-- START OF Information supplied --

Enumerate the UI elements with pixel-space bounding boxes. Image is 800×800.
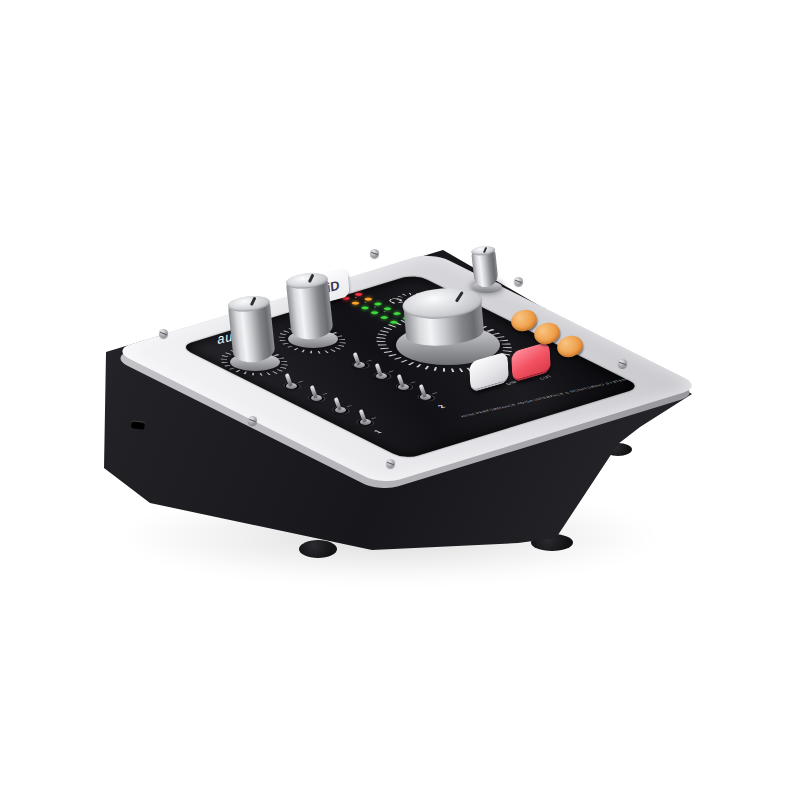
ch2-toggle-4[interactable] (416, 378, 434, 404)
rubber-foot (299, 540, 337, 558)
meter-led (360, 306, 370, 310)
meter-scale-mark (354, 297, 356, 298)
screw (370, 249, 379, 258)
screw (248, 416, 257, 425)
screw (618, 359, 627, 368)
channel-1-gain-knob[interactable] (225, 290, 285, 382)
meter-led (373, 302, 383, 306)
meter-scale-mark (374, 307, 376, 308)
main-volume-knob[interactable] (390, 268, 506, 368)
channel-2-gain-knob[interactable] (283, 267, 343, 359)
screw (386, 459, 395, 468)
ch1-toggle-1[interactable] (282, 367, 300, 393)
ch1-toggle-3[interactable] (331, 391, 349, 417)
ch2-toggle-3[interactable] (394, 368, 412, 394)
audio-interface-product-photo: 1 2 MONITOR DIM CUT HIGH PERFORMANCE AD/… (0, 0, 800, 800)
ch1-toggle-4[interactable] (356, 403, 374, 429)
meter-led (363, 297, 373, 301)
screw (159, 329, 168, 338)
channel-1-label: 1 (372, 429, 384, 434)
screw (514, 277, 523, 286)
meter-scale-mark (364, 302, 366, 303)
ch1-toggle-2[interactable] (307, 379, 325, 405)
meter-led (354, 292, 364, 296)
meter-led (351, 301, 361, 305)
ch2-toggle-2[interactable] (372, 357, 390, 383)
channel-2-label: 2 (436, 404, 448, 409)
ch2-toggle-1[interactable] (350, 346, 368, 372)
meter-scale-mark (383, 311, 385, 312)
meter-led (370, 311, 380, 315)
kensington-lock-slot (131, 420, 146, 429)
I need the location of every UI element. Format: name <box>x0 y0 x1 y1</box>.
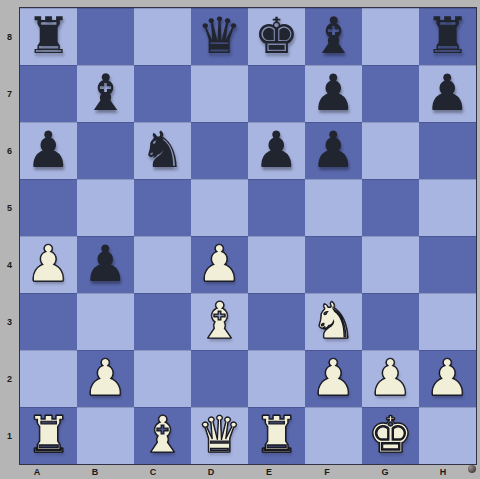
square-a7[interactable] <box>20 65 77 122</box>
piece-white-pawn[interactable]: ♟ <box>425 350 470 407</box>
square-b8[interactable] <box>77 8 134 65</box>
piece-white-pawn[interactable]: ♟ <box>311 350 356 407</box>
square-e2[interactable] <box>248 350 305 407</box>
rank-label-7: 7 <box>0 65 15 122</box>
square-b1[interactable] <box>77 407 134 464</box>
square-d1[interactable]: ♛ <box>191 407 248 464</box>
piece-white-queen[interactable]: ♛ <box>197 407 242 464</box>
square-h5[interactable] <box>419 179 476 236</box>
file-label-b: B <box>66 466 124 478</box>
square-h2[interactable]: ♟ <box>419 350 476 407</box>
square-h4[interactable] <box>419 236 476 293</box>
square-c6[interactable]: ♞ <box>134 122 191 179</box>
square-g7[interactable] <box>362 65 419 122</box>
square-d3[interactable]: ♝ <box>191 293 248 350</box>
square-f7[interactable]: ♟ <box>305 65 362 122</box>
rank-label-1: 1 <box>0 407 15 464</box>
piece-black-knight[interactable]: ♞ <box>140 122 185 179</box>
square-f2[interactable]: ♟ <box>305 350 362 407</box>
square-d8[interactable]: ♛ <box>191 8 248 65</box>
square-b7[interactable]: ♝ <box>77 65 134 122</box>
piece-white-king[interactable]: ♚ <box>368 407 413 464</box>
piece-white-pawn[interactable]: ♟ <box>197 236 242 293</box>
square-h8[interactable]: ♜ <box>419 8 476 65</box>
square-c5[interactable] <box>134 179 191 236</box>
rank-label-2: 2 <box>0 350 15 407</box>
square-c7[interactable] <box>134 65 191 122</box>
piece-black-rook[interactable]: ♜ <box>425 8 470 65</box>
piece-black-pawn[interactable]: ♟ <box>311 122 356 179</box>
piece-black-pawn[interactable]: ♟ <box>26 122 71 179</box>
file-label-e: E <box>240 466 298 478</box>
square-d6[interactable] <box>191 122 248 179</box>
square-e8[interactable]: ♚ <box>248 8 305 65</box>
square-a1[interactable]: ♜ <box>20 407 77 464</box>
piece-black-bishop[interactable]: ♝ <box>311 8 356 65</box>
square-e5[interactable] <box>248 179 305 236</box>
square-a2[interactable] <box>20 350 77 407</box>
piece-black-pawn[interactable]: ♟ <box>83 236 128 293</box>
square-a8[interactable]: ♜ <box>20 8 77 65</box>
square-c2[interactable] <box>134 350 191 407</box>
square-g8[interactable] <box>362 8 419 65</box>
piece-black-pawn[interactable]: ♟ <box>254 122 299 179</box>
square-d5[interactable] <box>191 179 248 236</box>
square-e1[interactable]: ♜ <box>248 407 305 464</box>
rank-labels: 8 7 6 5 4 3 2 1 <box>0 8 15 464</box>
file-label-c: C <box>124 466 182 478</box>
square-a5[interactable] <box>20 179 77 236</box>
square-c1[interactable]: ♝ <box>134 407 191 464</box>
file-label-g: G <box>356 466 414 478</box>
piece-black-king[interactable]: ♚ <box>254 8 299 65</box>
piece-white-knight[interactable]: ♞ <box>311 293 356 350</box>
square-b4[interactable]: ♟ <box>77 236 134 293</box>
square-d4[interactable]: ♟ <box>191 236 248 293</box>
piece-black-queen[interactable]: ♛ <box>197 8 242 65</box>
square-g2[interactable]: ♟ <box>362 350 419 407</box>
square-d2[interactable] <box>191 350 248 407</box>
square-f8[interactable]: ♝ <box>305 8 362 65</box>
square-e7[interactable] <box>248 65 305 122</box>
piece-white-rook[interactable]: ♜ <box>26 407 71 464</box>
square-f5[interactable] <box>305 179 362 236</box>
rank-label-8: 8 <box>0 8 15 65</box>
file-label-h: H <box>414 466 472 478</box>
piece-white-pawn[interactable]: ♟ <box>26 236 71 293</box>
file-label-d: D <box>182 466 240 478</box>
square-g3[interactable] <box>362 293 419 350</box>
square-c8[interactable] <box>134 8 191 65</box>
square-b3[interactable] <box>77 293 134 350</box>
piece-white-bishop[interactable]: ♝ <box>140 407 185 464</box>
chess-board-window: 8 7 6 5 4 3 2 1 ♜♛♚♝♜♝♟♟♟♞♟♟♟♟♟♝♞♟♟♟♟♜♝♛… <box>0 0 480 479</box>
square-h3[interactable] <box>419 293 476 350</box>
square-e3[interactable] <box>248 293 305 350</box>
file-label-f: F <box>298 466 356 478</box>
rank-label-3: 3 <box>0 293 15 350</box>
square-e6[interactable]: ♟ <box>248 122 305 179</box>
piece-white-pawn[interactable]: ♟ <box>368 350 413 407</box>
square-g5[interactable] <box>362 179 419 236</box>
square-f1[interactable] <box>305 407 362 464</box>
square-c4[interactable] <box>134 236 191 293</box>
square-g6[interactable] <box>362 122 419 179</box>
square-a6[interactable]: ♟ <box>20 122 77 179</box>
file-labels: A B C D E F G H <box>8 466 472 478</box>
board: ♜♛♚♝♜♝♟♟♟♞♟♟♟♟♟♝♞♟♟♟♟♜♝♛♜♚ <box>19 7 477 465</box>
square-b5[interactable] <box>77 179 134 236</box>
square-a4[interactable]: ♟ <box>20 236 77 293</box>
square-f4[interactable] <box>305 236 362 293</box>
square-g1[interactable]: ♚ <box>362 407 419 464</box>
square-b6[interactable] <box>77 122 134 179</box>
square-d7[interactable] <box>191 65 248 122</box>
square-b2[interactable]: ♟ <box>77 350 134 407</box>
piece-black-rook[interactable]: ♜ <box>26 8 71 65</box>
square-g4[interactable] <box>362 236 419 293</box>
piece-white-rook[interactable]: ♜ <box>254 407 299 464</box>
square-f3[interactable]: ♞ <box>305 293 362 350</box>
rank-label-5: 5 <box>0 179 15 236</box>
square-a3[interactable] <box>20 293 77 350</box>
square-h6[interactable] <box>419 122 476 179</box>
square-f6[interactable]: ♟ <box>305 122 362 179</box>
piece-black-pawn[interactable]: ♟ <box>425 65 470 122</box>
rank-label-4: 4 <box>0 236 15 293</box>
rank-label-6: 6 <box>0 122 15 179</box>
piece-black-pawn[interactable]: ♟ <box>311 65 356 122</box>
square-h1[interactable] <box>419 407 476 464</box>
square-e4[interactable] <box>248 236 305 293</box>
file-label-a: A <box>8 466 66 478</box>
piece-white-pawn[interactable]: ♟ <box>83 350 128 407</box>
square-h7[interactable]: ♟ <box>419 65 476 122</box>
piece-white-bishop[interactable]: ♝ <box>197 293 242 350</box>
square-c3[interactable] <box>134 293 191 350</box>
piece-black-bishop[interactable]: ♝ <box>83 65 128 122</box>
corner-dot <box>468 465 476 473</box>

-- END OF Information supplied --
-- START OF Information supplied --

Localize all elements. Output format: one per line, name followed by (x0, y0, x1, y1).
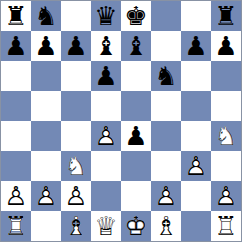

-- END OF Information supplied --

**Given instruction**
Switch every "meter-led" to "level-led" and reproduce the lines from the line with "Enumerate the UI" to the line with "screw (386, 459, 395, 468)" with no other changes. Leave the pictures out of the answer.

**Result of this exercise**
Enumerate the UI elements with pixel-space bounding boxes. Image is 800×800.
ch2-toggle-4[interactable] (416, 378, 434, 404)
rubber-foot (299, 540, 337, 558)
level-led (360, 306, 370, 310)
meter-scale-mark (354, 297, 356, 298)
screw (370, 249, 379, 258)
screw (248, 416, 257, 425)
screw (618, 359, 627, 368)
channel-1-gain-knob[interactable] (225, 290, 285, 382)
level-led (373, 302, 383, 306)
meter-scale-mark (374, 307, 376, 308)
main-volume-knob[interactable] (390, 268, 506, 368)
channel-2-gain-knob[interactable] (283, 267, 343, 359)
screw (386, 459, 395, 468)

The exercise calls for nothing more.